**Task**
Could you copy every line from the material below in which "районы" appears?

[Records from a dataset]
******************************

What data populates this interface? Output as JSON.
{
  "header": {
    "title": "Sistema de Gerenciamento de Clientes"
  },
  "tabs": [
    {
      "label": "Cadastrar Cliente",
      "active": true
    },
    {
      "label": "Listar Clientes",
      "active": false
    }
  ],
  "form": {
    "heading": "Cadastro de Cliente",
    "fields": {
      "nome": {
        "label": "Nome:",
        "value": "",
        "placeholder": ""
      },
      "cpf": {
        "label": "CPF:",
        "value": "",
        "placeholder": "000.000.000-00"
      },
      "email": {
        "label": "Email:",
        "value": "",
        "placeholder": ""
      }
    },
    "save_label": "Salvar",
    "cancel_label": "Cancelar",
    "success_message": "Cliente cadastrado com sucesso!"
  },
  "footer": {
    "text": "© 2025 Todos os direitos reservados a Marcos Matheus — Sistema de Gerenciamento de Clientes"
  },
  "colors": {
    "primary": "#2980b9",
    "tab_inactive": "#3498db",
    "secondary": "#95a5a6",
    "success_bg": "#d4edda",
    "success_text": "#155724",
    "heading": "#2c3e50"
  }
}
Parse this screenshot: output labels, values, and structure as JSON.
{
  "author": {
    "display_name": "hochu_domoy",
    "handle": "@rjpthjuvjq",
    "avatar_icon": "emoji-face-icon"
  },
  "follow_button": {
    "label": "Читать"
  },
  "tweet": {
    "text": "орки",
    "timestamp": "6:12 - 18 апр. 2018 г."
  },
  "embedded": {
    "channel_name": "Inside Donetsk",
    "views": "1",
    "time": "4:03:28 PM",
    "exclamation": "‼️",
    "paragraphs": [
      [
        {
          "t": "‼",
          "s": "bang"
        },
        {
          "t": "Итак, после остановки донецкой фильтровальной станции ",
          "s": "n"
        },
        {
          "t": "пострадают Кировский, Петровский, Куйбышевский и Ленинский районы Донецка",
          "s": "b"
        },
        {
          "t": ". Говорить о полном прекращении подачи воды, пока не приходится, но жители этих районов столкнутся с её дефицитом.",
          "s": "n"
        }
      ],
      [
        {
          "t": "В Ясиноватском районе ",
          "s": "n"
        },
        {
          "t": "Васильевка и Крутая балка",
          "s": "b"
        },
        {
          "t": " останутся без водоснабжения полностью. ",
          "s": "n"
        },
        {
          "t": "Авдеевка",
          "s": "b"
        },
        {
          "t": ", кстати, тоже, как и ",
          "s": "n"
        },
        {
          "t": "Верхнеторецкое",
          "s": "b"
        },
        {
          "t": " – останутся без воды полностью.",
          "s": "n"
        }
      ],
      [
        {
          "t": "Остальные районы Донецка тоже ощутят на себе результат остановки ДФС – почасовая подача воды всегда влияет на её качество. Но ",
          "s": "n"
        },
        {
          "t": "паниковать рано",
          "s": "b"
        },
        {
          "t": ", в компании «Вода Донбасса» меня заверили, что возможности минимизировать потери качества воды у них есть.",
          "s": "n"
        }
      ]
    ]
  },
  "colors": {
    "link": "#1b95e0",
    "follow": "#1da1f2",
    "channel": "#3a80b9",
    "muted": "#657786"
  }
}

******************************

**Output for this task**
          "t": "пострадают Кировский, Петровский, Куйбышевский и Ленинский районы Донецка",
          "t": "Остальные районы Донецка тоже ощутят на себе результат остановки ДФС – почасовая подача воды всегда влияет на её качество. Но ",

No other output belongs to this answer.